(Figure record extracts)

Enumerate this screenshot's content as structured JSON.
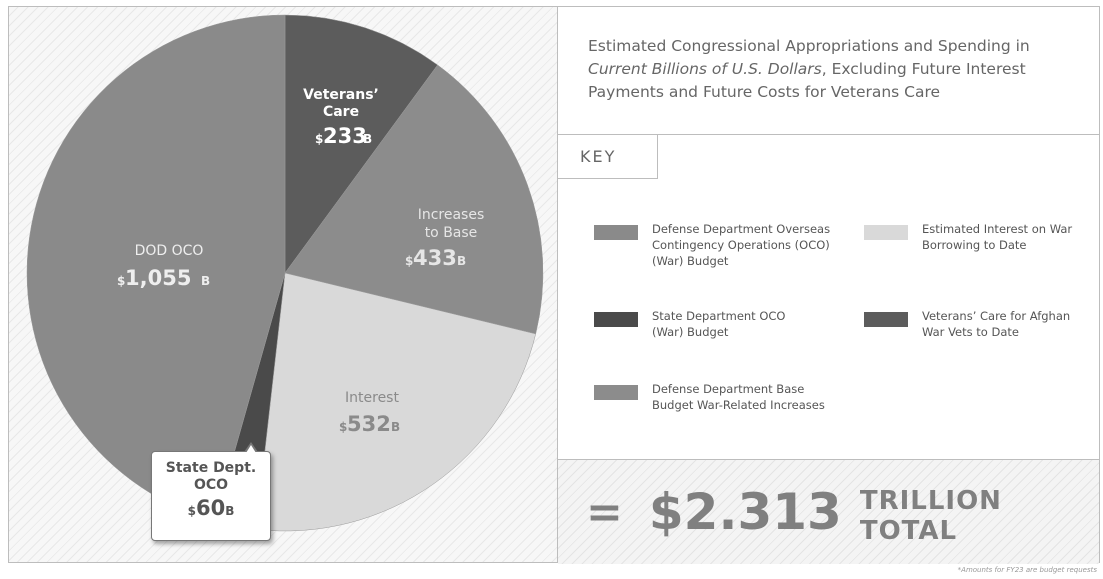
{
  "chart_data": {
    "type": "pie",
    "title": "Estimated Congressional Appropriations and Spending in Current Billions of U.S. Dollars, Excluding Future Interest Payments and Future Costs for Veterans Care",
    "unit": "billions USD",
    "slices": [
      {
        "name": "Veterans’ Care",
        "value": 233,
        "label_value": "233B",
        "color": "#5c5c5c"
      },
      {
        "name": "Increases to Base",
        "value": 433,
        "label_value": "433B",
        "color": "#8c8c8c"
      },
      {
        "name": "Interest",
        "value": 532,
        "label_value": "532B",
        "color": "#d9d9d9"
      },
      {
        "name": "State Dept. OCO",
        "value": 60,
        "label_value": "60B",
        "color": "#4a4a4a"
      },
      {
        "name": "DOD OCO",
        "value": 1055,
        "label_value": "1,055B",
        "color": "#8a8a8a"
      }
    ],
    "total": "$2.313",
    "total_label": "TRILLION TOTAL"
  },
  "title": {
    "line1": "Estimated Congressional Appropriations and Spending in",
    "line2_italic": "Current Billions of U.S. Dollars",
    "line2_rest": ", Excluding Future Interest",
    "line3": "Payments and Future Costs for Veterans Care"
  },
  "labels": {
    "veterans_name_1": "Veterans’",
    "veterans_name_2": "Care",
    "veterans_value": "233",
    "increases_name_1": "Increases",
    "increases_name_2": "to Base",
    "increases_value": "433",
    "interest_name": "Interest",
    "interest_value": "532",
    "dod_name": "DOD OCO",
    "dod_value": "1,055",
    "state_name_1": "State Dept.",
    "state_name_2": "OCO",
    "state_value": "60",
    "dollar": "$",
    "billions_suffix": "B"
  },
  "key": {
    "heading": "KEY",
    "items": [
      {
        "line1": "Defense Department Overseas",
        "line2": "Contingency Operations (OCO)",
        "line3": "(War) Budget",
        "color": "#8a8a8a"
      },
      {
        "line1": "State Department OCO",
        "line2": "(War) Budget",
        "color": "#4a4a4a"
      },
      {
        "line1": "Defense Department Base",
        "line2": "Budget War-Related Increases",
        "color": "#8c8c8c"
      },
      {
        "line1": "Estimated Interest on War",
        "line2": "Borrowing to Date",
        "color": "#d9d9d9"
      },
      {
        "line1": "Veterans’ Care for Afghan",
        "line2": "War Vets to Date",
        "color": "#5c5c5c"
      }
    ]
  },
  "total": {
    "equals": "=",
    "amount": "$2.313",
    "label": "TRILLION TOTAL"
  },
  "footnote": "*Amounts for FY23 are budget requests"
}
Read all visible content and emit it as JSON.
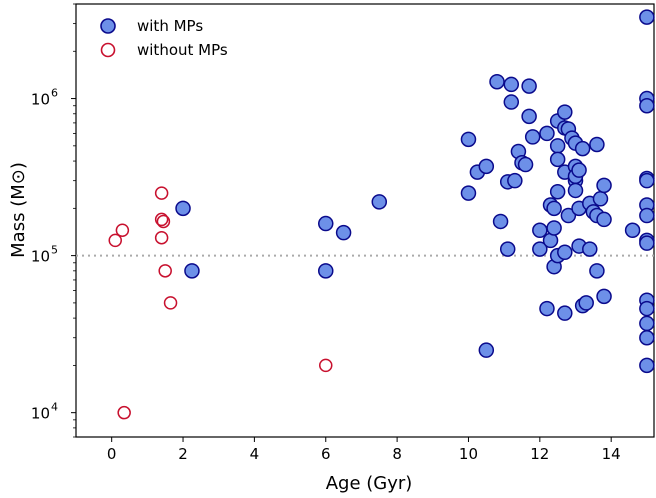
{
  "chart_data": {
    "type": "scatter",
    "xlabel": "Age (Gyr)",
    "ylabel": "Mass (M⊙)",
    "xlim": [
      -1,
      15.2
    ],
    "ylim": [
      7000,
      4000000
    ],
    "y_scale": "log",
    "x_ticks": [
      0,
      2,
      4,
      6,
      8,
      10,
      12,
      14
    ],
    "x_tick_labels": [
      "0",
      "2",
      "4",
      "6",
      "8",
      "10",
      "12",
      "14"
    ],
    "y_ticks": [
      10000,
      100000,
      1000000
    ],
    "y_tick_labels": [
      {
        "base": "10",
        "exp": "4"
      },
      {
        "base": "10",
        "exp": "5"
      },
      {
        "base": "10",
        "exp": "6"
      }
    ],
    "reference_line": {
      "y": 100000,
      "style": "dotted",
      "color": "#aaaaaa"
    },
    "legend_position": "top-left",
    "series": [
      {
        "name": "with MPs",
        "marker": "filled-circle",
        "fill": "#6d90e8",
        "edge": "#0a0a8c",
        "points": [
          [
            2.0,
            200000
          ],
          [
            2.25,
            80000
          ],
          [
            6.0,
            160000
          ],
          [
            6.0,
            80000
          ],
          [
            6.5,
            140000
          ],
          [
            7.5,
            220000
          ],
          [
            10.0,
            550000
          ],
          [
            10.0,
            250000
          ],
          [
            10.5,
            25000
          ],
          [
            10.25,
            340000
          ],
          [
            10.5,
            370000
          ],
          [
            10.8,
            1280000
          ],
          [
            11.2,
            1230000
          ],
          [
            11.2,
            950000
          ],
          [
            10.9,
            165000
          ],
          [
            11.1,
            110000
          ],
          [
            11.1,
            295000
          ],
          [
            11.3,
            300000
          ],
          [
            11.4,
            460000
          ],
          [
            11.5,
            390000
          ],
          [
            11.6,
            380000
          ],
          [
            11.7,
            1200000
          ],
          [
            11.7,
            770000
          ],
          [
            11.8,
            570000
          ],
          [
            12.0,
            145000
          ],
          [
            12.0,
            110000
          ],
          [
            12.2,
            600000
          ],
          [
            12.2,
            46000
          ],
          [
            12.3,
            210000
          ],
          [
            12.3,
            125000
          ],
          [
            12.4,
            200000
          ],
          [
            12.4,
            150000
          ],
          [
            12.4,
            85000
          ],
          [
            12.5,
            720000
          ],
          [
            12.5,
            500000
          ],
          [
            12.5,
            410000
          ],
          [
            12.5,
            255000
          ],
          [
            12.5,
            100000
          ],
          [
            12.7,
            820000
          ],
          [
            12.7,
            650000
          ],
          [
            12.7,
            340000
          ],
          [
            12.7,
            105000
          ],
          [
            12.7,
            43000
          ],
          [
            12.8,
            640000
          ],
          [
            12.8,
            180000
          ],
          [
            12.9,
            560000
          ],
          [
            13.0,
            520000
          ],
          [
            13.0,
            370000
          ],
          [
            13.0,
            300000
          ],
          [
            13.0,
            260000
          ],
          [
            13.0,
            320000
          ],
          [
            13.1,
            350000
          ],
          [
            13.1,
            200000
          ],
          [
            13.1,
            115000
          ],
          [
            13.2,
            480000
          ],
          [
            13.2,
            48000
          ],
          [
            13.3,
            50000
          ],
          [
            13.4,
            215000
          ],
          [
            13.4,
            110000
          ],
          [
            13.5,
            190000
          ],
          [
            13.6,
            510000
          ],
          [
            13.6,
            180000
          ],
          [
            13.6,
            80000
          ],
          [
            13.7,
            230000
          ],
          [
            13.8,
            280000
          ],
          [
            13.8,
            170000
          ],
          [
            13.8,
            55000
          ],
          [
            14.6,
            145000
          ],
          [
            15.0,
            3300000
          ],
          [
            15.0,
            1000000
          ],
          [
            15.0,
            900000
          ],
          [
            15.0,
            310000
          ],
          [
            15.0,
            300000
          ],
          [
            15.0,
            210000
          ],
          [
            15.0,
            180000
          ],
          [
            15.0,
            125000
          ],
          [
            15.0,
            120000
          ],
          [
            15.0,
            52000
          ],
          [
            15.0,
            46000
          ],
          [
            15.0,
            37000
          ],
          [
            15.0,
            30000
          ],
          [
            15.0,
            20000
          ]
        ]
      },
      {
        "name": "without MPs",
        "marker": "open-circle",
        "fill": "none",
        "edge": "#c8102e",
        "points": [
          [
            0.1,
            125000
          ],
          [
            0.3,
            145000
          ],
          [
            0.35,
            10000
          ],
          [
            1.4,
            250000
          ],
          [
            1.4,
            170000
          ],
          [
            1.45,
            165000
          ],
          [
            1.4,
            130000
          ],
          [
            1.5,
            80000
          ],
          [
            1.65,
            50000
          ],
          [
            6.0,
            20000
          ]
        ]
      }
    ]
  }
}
...
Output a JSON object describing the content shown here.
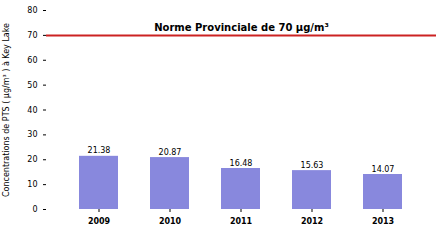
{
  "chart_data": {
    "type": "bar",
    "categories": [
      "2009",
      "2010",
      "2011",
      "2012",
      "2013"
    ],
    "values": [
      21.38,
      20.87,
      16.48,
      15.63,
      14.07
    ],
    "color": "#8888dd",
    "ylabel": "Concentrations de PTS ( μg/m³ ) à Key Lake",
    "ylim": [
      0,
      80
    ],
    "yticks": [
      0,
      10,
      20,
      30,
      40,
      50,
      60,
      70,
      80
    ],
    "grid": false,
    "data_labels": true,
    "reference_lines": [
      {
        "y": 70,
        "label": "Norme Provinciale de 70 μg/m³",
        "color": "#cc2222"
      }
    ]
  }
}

* **Required work**
Pick out every line above that contains the word "Costs" and copy it.

* **Solution below**
    "title": "Estimated Congressional Appropriations and Spending in Current Billions of U.S. Dollars, Excluding Future Interest Payments and Future Costs for Veterans Care",
    "line3": "Payments and Future Costs for Veterans Care"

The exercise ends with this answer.